# INPUT ROWS:
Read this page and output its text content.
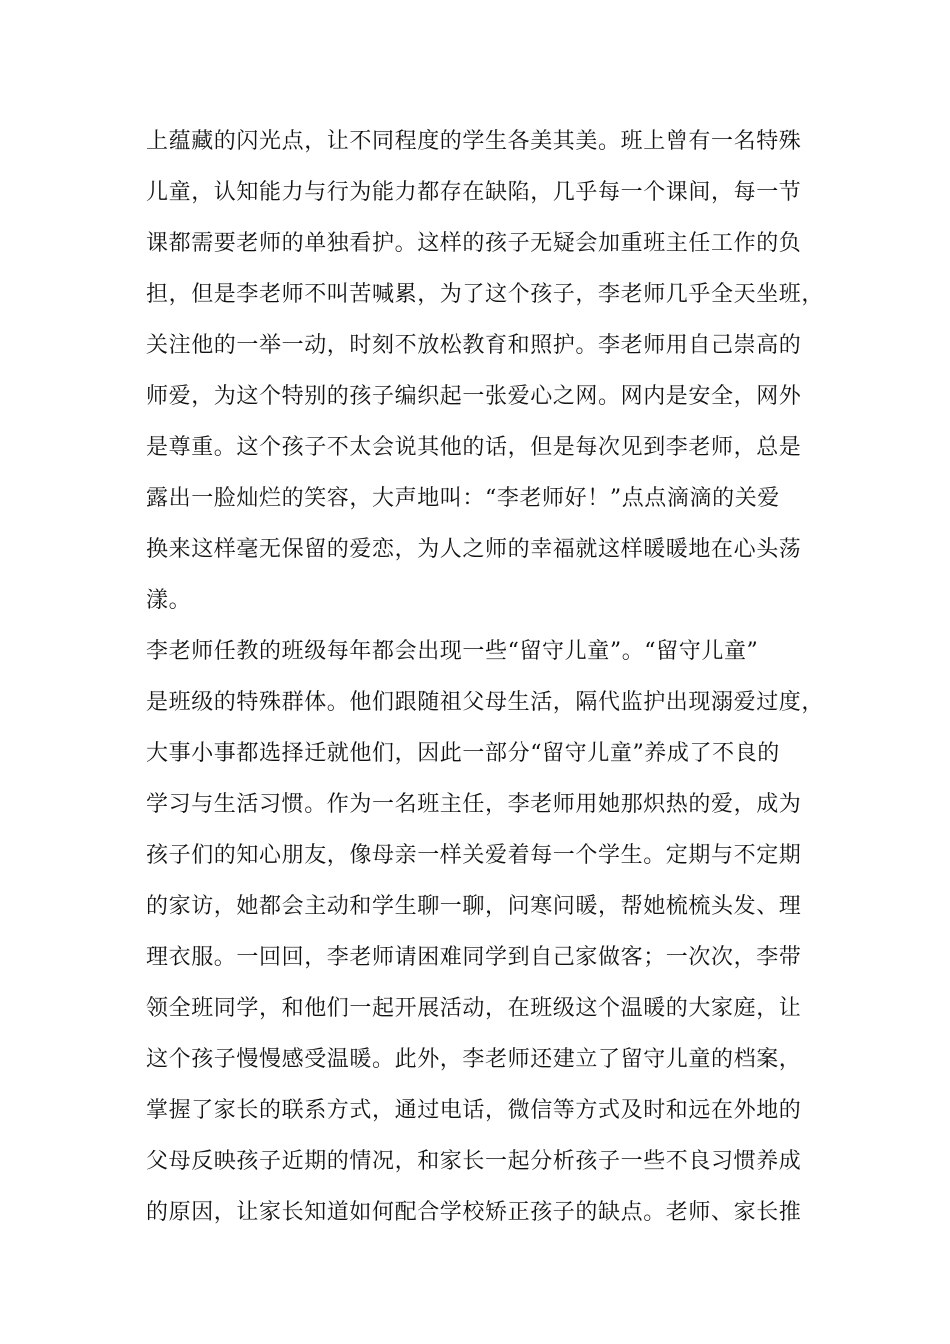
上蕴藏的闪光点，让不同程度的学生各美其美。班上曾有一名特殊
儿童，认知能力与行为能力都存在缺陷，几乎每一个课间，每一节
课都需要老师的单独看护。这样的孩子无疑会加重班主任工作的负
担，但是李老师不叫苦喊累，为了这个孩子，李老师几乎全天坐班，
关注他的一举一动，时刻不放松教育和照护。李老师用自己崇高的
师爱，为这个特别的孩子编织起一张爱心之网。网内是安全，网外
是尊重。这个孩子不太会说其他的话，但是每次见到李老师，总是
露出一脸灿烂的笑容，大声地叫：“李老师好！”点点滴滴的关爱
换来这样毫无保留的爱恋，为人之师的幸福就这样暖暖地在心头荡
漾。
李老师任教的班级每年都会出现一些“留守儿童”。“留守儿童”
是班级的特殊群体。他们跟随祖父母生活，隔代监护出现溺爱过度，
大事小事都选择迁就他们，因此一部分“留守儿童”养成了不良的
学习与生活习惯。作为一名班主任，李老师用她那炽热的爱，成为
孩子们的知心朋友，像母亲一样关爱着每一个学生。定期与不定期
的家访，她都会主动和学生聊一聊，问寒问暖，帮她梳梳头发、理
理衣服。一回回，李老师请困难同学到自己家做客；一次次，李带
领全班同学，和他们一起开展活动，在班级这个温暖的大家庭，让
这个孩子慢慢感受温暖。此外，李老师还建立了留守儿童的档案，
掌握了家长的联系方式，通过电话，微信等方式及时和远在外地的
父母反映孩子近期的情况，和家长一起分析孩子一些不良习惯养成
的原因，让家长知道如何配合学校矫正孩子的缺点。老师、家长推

---

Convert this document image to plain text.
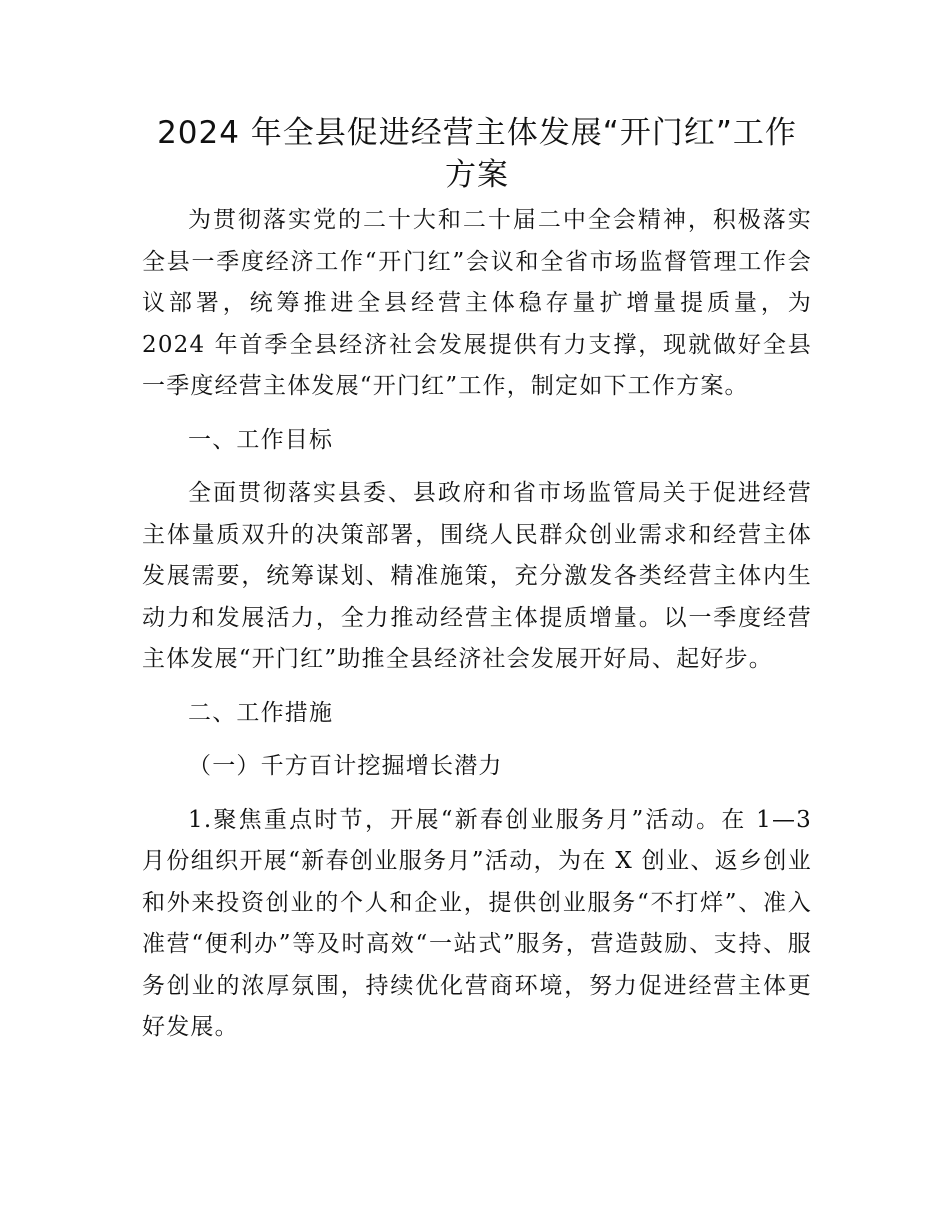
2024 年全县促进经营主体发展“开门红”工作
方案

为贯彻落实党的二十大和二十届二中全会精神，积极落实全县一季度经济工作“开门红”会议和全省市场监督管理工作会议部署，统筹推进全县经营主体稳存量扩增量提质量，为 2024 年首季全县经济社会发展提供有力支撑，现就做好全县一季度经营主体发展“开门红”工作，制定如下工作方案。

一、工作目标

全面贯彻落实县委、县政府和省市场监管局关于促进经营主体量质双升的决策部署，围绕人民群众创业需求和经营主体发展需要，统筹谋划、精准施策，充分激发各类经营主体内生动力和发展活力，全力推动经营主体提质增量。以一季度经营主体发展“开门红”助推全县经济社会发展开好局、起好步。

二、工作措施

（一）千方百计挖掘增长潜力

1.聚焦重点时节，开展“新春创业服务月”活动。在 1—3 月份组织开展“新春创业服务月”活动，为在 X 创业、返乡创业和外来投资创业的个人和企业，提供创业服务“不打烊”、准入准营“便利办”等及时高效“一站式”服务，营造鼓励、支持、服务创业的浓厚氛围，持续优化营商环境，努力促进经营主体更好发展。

# WORK TO DO:
Copy every line from the records above that contains the word "this".

# EXERCISE ANSWER:
Read this page and output its text content.
Convert this document image to plain text.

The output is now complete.